Data records:
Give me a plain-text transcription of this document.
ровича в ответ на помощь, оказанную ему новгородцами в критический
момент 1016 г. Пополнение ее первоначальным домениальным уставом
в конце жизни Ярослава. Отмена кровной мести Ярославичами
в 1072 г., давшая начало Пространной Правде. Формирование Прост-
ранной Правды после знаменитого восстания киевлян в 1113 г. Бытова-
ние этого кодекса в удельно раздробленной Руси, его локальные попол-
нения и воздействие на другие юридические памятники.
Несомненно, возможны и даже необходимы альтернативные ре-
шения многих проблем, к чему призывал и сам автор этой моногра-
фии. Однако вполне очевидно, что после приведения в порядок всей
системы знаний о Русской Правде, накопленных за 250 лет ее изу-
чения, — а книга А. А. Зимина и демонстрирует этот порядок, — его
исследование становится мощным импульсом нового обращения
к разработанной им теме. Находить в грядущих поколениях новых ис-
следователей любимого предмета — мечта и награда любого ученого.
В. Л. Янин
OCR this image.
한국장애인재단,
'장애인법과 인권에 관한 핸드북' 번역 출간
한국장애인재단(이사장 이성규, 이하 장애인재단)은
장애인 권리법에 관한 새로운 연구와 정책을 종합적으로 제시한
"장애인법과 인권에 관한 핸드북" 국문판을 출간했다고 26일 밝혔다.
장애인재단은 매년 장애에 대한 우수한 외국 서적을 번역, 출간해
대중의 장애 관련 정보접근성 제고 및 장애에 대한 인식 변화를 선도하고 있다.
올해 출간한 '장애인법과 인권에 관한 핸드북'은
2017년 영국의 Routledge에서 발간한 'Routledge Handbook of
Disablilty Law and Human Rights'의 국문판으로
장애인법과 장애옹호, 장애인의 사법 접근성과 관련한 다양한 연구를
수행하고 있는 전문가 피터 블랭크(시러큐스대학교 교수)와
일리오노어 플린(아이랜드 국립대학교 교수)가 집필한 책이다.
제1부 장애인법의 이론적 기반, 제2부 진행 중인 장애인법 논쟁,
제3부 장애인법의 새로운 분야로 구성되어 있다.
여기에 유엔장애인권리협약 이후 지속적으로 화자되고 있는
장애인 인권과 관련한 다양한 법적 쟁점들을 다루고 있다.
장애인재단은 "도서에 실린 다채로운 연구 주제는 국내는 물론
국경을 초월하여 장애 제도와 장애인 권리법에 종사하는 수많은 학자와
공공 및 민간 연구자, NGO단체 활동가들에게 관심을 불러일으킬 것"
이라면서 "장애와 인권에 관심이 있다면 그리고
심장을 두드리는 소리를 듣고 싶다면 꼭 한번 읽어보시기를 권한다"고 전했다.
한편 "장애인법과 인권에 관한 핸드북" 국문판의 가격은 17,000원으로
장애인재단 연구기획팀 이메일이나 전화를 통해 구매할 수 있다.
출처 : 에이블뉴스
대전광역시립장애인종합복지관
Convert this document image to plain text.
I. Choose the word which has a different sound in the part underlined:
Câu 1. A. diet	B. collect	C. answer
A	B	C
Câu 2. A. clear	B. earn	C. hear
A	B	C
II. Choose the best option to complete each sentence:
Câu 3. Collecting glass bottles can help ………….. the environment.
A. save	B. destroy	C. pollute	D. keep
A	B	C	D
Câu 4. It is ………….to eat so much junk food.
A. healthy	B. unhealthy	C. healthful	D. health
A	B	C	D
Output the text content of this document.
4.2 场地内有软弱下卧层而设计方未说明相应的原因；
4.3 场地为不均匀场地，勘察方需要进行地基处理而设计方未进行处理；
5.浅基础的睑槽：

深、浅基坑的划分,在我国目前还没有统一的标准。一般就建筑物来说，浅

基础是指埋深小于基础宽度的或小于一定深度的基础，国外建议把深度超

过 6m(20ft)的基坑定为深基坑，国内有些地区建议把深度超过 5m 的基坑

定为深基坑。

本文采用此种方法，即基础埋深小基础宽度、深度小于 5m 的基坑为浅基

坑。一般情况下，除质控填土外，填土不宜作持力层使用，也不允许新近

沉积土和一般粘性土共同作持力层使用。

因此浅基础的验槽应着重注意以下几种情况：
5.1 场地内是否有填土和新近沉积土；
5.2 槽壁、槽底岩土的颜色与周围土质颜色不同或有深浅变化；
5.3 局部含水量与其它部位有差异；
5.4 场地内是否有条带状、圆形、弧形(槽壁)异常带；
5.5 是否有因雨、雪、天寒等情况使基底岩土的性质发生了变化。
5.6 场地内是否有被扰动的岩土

What the task asks:
Give back all the records exactly as they stand.

Task output:
Give me a plain-text transcription of this document.
ровича в ответ на помощь, оказанную ему новгородцами в критический
момент 1016 г. Пополнение ее первоначальным домениальным уставом
в конце жизни Ярослава. Отмена кровной мести Ярославичами
в 1072 г., давшая начало Пространной Правде. Формирование Прост-
ранной Правды после знаменитого восстания киевлян в 1113 г. Бытова-
ние этого кодекса в удельно раздробленной Руси, его локальные попол-
нения и воздействие на другие юридические памятники.
Несомненно, возможны и даже необходимы альтернативные ре-
шения многих проблем, к чему призывал и сам автор этой моногра-
фии. Однако вполне очевидно, что после приведения в порядок всей
системы знаний о Русской Правде, накопленных за 250 лет ее изу-
чения, — а книга А. А. Зимина и демонстрирует этот порядок, — его
исследование становится мощным импульсом нового обращения
к разработанной им теме. Находить в грядущих поколениях новых ис-
следователей любимого предмета — мечта и награда любого ученого.
В. Л. Янин
OCR this image.
한국장애인재단,
'장애인법과 인권에 관한 핸드북' 번역 출간
한국장애인재단(이사장 이성규, 이하 장애인재단)은
장애인 권리법에 관한 새로운 연구와 정책을 종합적으로 제시한
"장애인법과 인권에 관한 핸드북" 국문판을 출간했다고 26일 밝혔다.
장애인재단은 매년 장애에 대한 우수한 외국 서적을 번역, 출간해
대중의 장애 관련 정보접근성 제고 및 장애에 대한 인식 변화를 선도하고 있다.
올해 출간한 '장애인법과 인권에 관한 핸드북'은
2017년 영국의 Routledge에서 발간한 'Routledge Handbook of
Disablilty Law and Human Rights'의 국문판으로
장애인법과 장애옹호, 장애인의 사법 접근성과 관련한 다양한 연구를
수행하고 있는 전문가 피터 블랭크(시러큐스대학교 교수)와
일리오노어 플린(아이랜드 국립대학교 교수)가 집필한 책이다.
제1부 장애인법의 이론적 기반, 제2부 진행 중인 장애인법 논쟁,
제3부 장애인법의 새로운 분야로 구성되어 있다.
여기에 유엔장애인권리협약 이후 지속적으로 화자되고 있는
장애인 인권과 관련한 다양한 법적 쟁점들을 다루고 있다.
장애인재단은 "도서에 실린 다채로운 연구 주제는 국내는 물론
국경을 초월하여 장애 제도와 장애인 권리법에 종사하는 수많은 학자와
공공 및 민간 연구자, NGO단체 활동가들에게 관심을 불러일으킬 것"
이라면서 "장애와 인권에 관심이 있다면 그리고
심장을 두드리는 소리를 듣고 싶다면 꼭 한번 읽어보시기를 권한다"고 전했다.
한편 "장애인법과 인권에 관한 핸드북" 국문판의 가격은 17,000원으로
장애인재단 연구기획팀 이메일이나 전화를 통해 구매할 수 있다.
출처 : 에이블뉴스
대전광역시립장애인종합복지관
Convert this document image to plain text.
I. Choose the word which has a different sound in the part underlined:
Câu 1. A. diet	B. collect	C. answer
A	B	C
Câu 2. A. clear	B. earn	C. hear
A	B	C
II. Choose the best option to complete each sentence:
Câu 3. Collecting glass bottles can help ………….. the environment.
A. save	B. destroy	C. pollute	D. keep
A	B	C	D
Câu 4. It is ………….to eat so much junk food.
A. healthy	B. unhealthy	C. healthful	D. health
A	B	C	D
Output the text content of this document.
4.2 场地内有软弱下卧层而设计方未说明相应的原因；
4.3 场地为不均匀场地，勘察方需要进行地基处理而设计方未进行处理；
5.浅基础的睑槽：

深、浅基坑的划分,在我国目前还没有统一的标准。一般就建筑物来说，浅

基础是指埋深小于基础宽度的或小于一定深度的基础，国外建议把深度超

过 6m(20ft)的基坑定为深基坑，国内有些地区建议把深度超过 5m 的基坑

定为深基坑。

本文采用此种方法，即基础埋深小基础宽度、深度小于 5m 的基坑为浅基

坑。一般情况下，除质控填土外，填土不宜作持力层使用，也不允许新近

沉积土和一般粘性土共同作持力层使用。

因此浅基础的验槽应着重注意以下几种情况：
5.1 场地内是否有填土和新近沉积土；
5.2 槽壁、槽底岩土的颜色与周围土质颜色不同或有深浅变化；
5.3 局部含水量与其它部位有差异；
5.4 场地内是否有条带状、圆形、弧形(槽壁)异常带；
5.5 是否有因雨、雪、天寒等情况使基底岩土的性质发生了变化。
5.6 场地内是否有被扰动的岩土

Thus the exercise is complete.